Can you rewrite every line of the material below as a numbered list, leaving out any blank lines?

## begin MATERIALS PROVIDED

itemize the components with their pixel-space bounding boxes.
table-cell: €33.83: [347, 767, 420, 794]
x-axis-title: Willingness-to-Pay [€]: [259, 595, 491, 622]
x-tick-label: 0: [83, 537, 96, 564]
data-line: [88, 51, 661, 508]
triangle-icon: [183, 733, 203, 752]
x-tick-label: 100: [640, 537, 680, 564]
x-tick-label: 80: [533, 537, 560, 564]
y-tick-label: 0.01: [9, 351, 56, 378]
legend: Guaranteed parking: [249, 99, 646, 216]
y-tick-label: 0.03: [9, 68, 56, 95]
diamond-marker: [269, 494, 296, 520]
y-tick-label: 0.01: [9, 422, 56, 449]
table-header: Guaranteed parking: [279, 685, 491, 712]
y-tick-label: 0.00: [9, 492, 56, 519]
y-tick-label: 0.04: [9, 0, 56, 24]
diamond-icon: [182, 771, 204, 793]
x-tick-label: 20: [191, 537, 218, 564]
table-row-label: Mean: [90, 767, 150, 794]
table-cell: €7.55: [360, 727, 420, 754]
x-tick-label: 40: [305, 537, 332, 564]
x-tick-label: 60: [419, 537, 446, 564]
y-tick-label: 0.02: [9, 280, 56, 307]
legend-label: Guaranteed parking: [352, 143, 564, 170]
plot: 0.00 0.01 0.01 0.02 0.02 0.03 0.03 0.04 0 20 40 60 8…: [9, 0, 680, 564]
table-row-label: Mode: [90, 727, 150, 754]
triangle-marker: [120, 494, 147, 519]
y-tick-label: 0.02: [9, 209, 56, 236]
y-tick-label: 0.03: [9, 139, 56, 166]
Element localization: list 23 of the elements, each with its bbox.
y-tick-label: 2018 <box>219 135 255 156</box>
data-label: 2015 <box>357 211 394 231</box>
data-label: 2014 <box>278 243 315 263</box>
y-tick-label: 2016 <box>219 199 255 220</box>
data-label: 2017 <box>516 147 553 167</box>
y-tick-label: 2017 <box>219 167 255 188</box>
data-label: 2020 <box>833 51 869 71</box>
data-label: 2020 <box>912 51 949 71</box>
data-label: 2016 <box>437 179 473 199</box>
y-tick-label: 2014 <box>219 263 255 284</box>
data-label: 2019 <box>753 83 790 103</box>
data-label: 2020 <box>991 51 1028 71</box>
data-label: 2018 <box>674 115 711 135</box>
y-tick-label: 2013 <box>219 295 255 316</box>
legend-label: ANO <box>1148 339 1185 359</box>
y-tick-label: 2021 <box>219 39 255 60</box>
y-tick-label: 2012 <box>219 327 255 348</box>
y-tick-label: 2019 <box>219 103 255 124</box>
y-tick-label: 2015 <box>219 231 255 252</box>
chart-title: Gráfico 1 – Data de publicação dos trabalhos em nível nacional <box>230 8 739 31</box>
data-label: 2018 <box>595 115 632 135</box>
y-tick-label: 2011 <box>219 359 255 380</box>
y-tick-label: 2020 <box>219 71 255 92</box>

## end MATERIALS PROVIDED

ANSWER FOR THE TASK
1. itemize the components with their pixel-space bounding boxes.
2. table-cell: €33.83: [347, 767, 420, 794]
3. x-axis-title: Willingness-to-Pay [€]: [259, 595, 491, 622]
4. x-tick-label: 0: [83, 537, 96, 564]
5. data-line: [88, 51, 661, 508]
6. triangle-icon: [183, 733, 203, 752]
7. x-tick-label: 100: [640, 537, 680, 564]
8. x-tick-label: 80: [533, 537, 560, 564]
9. y-tick-label: 0.01: [9, 351, 56, 378]
10. legend: Guaranteed parking: [249, 99, 646, 216]
11. y-tick-label: 0.03: [9, 68, 56, 95]
12. diamond-marker: [269, 494, 296, 520]
13. y-tick-label: 0.01: [9, 422, 56, 449]
14. table-header: Guaranteed parking: [279, 685, 491, 712]
15. y-tick-label: 0.00: [9, 492, 56, 519]
16. y-tick-label: 0.04: [9, 0, 56, 24]
17. diamond-icon: [182, 771, 204, 793]
18. x-tick-label: 20: [191, 537, 218, 564]
19. table-row-label: Mean: [90, 767, 150, 794]
20. table-cell: €7.55: [360, 727, 420, 754]
21. x-tick-label: 40: [305, 537, 332, 564]
22. x-tick-label: 60: [419, 537, 446, 564]
23. y-tick-label: 0.02: [9, 280, 56, 307]
24. legend-label: Guaranteed parking: [352, 143, 564, 170]
25. plot: 0.00 0.01 0.01 0.02 0.02 0.03 0.03 0.04 0 20 40 60 8…: [9, 0, 680, 564]
26. table-row-label: Mode: [90, 727, 150, 754]
27. triangle-marker: [120, 494, 147, 519]
28. y-tick-label: 0.02: [9, 209, 56, 236]
29. y-tick-label: 0.03: [9, 139, 56, 166]
30. Element localization: list 23 of the elements, each with its bbox.
31. y-tick-label: 2018 <box>219 135 255 156</box>
32. data-label: 2015 <box>357 211 394 231</box>
33. data-label: 2014 <box>278 243 315 263</box>
34. y-tick-label: 2016 <box>219 199 255 220</box>
35. data-label: 2017 <box>516 147 553 167</box>
36. y-tick-label: 2017 <box>219 167 255 188</box>
37. data-label: 2020 <box>833 51 869 71</box>
38. data-label: 2020 <box>912 51 949 71</box>
39. data-label: 2016 <box>437 179 473 199</box>
40. y-tick-label: 2014 <box>219 263 255 284</box>
41. data-label: 2019 <box>753 83 790 103</box>
42. data-label: 2020 <box>991 51 1028 71</box>
43. data-label: 2018 <box>674 115 711 135</box>
44. y-tick-label: 2013 <box>219 295 255 316</box>
45. legend-label: ANO <box>1148 339 1185 359</box>
46. y-tick-label: 2021 <box>219 39 255 60</box>
47. y-tick-label: 2012 <box>219 327 255 348</box>
48. y-tick-label: 2019 <box>219 103 255 124</box>
49. y-tick-label: 2015 <box>219 231 255 252</box>
50. chart-title: Gráfico 1 – Data de publicação dos trabalhos em nível nacional <box>230 8 739 31</box>
51. data-label: 2018 <box>595 115 632 135</box>
52. y-tick-label: 2011 <box>219 359 255 380</box>
53. y-tick-label: 2020 <box>219 71 255 92</box>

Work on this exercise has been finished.